Copy out each line of the material below with no changes.
-- begin DATA TO PROCESS --
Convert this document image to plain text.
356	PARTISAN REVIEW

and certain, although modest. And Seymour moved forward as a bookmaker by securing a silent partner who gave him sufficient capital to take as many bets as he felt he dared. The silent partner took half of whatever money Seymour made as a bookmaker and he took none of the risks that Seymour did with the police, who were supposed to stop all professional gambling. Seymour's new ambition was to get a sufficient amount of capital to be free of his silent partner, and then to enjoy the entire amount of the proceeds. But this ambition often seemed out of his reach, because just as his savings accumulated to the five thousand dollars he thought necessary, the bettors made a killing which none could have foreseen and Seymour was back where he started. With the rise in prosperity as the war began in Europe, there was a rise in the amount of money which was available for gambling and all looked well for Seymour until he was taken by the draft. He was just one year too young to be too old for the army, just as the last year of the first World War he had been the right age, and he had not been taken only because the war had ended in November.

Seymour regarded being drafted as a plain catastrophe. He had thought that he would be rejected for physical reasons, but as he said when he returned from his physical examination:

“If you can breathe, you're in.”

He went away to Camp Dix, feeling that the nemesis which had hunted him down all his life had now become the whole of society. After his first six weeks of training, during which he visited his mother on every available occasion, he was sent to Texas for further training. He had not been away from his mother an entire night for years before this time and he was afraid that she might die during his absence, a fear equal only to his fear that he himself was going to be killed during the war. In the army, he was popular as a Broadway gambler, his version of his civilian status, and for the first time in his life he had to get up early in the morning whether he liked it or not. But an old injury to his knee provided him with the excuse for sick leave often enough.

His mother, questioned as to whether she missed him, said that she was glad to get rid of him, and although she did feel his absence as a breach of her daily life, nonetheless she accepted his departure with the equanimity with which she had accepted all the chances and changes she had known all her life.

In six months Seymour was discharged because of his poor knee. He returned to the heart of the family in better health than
-- end DATA TO PROCESS --
FULL SOLUTION.
Convert this document image to plain text.
356	PARTISAN REVIEW

and certain, although modest. And Seymour moved forward as a bookmaker by securing a silent partner who gave him sufficient capital to take as many bets as he felt he dared. The silent partner took half of whatever money Seymour made as a bookmaker and he took none of the risks that Seymour did with the police, who were supposed to stop all professional gambling. Seymour's new ambition was to get a sufficient amount of capital to be free of his silent partner, and then to enjoy the entire amount of the proceeds. But this ambition often seemed out of his reach, because just as his savings accumulated to the five thousand dollars he thought necessary, the bettors made a killing which none could have foreseen and Seymour was back where he started. With the rise in prosperity as the war began in Europe, there was a rise in the amount of money which was available for gambling and all looked well for Seymour until he was taken by the draft. He was just one year too young to be too old for the army, just as the last year of the first World War he had been the right age, and he had not been taken only because the war had ended in November.

Seymour regarded being drafted as a plain catastrophe. He had thought that he would be rejected for physical reasons, but as he said when he returned from his physical examination:

“If you can breathe, you're in.”

He went away to Camp Dix, feeling that the nemesis which had hunted him down all his life had now become the whole of society. After his first six weeks of training, during which he visited his mother on every available occasion, he was sent to Texas for further training. He had not been away from his mother an entire night for years before this time and he was afraid that she might die during his absence, a fear equal only to his fear that he himself was going to be killed during the war. In the army, he was popular as a Broadway gambler, his version of his civilian status, and for the first time in his life he had to get up early in the morning whether he liked it or not. But an old injury to his knee provided him with the excuse for sick leave often enough.

His mother, questioned as to whether she missed him, said that she was glad to get rid of him, and although she did feel his absence as a breach of her daily life, nonetheless she accepted his departure with the equanimity with which she had accepted all the chances and changes she had known all her life.

In six months Seymour was discharged because of his poor knee. He returned to the heart of the family in better health than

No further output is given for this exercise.